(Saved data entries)
....

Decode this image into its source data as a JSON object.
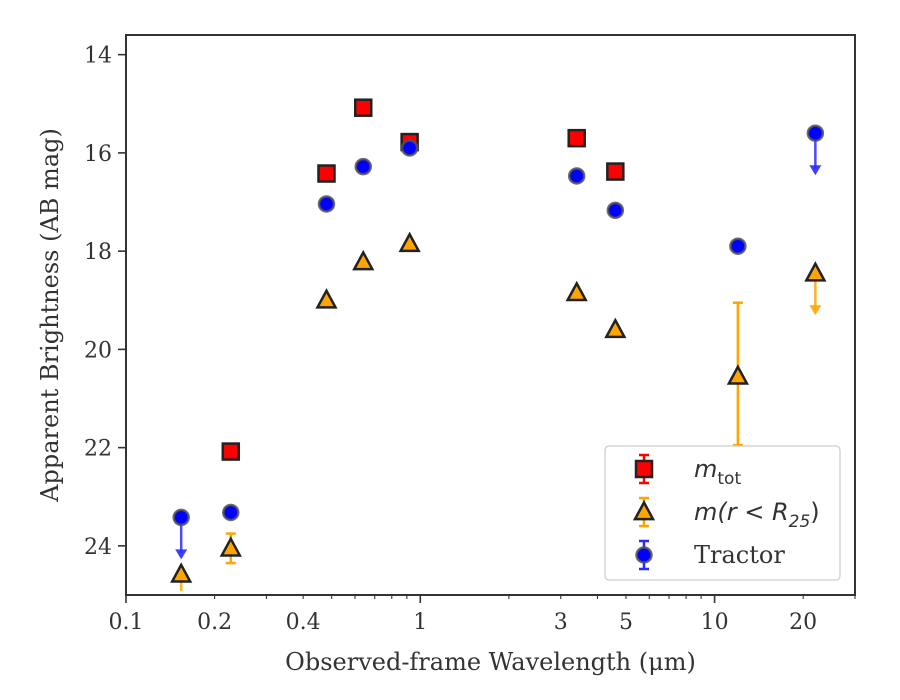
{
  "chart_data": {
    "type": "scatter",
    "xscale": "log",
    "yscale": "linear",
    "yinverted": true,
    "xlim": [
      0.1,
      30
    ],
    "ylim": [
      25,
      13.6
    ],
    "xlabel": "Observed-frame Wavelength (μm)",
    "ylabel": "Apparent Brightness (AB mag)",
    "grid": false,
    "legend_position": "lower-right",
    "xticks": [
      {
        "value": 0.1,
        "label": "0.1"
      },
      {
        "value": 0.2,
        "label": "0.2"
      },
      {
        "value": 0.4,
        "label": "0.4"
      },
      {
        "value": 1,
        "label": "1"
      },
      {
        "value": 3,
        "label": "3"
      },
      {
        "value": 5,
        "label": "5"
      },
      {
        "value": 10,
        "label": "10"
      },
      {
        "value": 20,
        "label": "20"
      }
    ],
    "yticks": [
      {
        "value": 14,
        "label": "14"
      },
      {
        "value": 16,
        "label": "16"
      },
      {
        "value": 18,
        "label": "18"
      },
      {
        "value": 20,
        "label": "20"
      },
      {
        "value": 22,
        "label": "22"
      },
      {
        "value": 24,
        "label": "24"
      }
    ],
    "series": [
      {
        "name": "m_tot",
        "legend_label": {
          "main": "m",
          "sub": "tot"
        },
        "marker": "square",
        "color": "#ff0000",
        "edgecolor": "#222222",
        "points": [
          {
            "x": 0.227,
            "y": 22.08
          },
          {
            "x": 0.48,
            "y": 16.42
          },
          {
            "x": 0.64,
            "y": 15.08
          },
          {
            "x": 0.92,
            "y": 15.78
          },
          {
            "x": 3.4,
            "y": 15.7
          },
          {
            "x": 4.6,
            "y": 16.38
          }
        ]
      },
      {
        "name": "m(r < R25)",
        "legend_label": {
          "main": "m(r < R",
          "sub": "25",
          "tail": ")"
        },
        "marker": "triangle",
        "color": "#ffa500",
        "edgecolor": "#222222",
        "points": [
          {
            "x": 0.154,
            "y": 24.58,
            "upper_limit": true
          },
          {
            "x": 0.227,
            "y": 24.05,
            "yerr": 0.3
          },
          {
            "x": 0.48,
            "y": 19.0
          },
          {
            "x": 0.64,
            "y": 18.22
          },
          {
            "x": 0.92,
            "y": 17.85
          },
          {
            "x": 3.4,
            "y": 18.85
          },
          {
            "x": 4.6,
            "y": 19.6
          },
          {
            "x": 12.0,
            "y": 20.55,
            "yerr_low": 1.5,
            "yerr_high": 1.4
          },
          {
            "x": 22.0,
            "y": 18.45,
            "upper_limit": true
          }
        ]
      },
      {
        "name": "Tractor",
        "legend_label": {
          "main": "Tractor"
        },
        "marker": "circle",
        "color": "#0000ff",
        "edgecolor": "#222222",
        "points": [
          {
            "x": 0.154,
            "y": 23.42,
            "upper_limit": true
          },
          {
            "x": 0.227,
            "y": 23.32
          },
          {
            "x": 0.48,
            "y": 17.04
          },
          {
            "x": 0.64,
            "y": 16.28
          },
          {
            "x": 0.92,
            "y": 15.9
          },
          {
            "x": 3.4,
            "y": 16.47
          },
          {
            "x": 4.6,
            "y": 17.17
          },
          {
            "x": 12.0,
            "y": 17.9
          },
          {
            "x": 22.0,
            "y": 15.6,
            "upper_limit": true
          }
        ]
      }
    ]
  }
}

....

> What you need to do: Your task is to repeat the material above exactly, without its pictures.

> Full answer:
Decode this image into its source data as a JSON object.
{
  "chart_data": {
    "type": "scatter",
    "xscale": "log",
    "yscale": "linear",
    "yinverted": true,
    "xlim": [
      0.1,
      30
    ],
    "ylim": [
      25,
      13.6
    ],
    "xlabel": "Observed-frame Wavelength (μm)",
    "ylabel": "Apparent Brightness (AB mag)",
    "grid": false,
    "legend_position": "lower-right",
    "xticks": [
      {
        "value": 0.1,
        "label": "0.1"
      },
      {
        "value": 0.2,
        "label": "0.2"
      },
      {
        "value": 0.4,
        "label": "0.4"
      },
      {
        "value": 1,
        "label": "1"
      },
      {
        "value": 3,
        "label": "3"
      },
      {
        "value": 5,
        "label": "5"
      },
      {
        "value": 10,
        "label": "10"
      },
      {
        "value": 20,
        "label": "20"
      }
    ],
    "yticks": [
      {
        "value": 14,
        "label": "14"
      },
      {
        "value": 16,
        "label": "16"
      },
      {
        "value": 18,
        "label": "18"
      },
      {
        "value": 20,
        "label": "20"
      },
      {
        "value": 22,
        "label": "22"
      },
      {
        "value": 24,
        "label": "24"
      }
    ],
    "series": [
      {
        "name": "m_tot",
        "legend_label": {
          "main": "m",
          "sub": "tot"
        },
        "marker": "square",
        "color": "#ff0000",
        "edgecolor": "#222222",
        "points": [
          {
            "x": 0.227,
            "y": 22.08
          },
          {
            "x": 0.48,
            "y": 16.42
          },
          {
            "x": 0.64,
            "y": 15.08
          },
          {
            "x": 0.92,
            "y": 15.78
          },
          {
            "x": 3.4,
            "y": 15.7
          },
          {
            "x": 4.6,
            "y": 16.38
          }
        ]
      },
      {
        "name": "m(r < R25)",
        "legend_label": {
          "main": "m(r < R",
          "sub": "25",
          "tail": ")"
        },
        "marker": "triangle",
        "color": "#ffa500",
        "edgecolor": "#222222",
        "points": [
          {
            "x": 0.154,
            "y": 24.58,
            "upper_limit": true
          },
          {
            "x": 0.227,
            "y": 24.05,
            "yerr": 0.3
          },
          {
            "x": 0.48,
            "y": 19.0
          },
          {
            "x": 0.64,
            "y": 18.22
          },
          {
            "x": 0.92,
            "y": 17.85
          },
          {
            "x": 3.4,
            "y": 18.85
          },
          {
            "x": 4.6,
            "y": 19.6
          },
          {
            "x": 12.0,
            "y": 20.55,
            "yerr_low": 1.5,
            "yerr_high": 1.4
          },
          {
            "x": 22.0,
            "y": 18.45,
            "upper_limit": true
          }
        ]
      },
      {
        "name": "Tractor",
        "legend_label": {
          "main": "Tractor"
        },
        "marker": "circle",
        "color": "#0000ff",
        "edgecolor": "#222222",
        "points": [
          {
            "x": 0.154,
            "y": 23.42,
            "upper_limit": true
          },
          {
            "x": 0.227,
            "y": 23.32
          },
          {
            "x": 0.48,
            "y": 17.04
          },
          {
            "x": 0.64,
            "y": 16.28
          },
          {
            "x": 0.92,
            "y": 15.9
          },
          {
            "x": 3.4,
            "y": 16.47
          },
          {
            "x": 4.6,
            "y": 17.17
          },
          {
            "x": 12.0,
            "y": 17.9
          },
          {
            "x": 22.0,
            "y": 15.6,
            "upper_limit": true
          }
        ]
      }
    ]
  }
}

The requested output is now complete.